What the task asks: Copy each line below that contains "text".

Records for this exercise:
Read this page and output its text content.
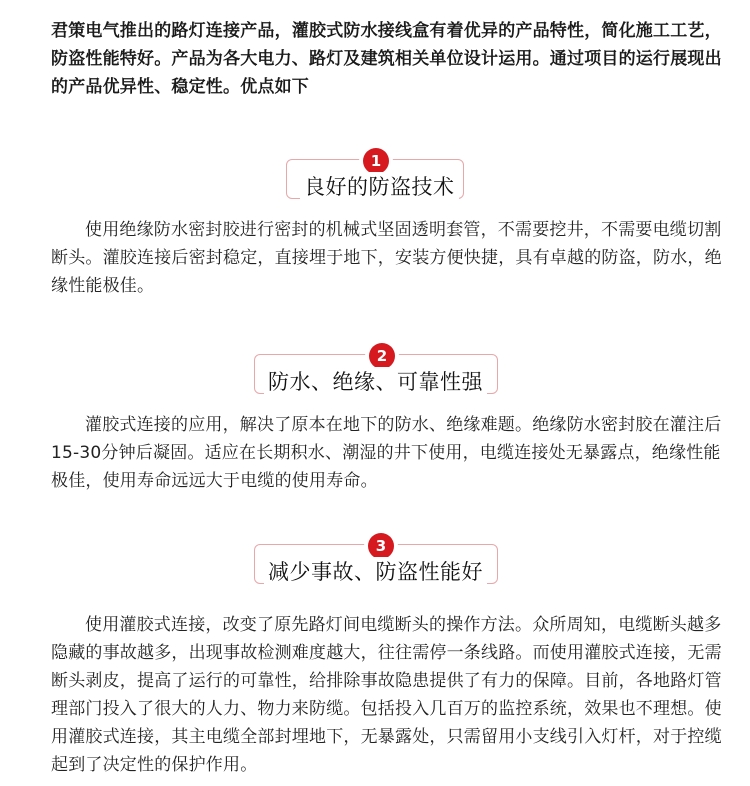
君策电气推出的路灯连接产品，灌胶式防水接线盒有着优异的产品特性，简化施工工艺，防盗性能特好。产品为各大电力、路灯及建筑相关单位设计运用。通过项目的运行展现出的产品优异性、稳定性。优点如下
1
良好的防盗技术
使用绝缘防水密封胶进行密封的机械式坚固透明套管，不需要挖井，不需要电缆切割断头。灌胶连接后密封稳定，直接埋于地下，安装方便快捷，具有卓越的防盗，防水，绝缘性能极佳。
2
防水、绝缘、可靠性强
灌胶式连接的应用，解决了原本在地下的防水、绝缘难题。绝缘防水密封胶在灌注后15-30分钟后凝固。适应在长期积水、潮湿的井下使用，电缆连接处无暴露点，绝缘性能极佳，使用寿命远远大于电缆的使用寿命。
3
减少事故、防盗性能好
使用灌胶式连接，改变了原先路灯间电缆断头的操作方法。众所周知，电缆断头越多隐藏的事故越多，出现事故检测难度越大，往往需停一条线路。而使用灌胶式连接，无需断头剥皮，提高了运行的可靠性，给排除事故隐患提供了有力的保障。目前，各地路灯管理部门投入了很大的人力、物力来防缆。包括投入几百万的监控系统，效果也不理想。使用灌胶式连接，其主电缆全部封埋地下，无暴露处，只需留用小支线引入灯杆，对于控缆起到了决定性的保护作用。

...

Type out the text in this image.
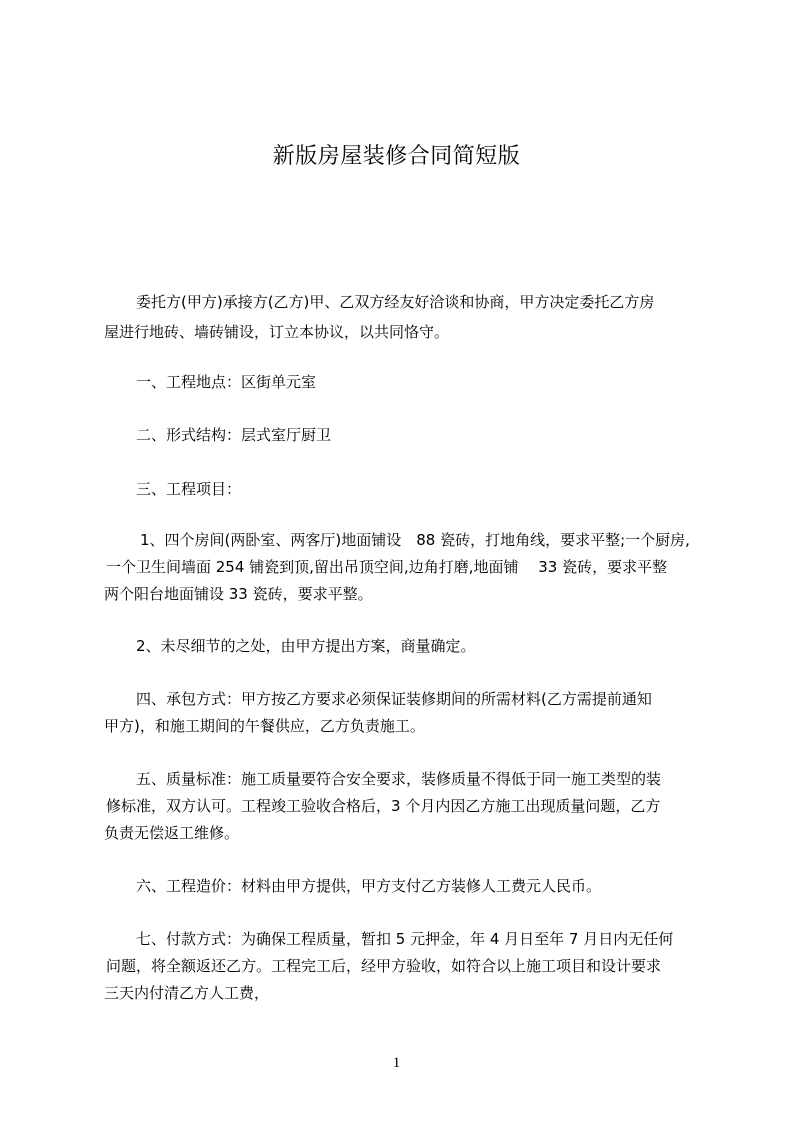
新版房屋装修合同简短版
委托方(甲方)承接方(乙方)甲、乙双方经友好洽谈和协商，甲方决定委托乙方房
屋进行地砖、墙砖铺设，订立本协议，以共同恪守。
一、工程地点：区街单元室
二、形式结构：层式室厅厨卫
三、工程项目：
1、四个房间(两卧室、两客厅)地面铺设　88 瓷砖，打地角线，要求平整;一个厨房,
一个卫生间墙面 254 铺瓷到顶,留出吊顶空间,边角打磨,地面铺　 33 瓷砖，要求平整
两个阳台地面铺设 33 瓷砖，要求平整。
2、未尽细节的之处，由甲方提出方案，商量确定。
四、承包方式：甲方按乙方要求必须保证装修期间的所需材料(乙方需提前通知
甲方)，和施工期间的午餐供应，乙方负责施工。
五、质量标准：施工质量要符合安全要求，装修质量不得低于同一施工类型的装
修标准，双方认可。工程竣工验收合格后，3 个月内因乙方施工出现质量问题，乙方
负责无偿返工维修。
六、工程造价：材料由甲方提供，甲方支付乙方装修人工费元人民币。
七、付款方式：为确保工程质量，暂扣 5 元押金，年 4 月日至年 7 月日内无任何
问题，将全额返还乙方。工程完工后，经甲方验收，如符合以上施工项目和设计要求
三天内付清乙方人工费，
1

Written solution:
Read this page and output its text content.
Type out the text in this image.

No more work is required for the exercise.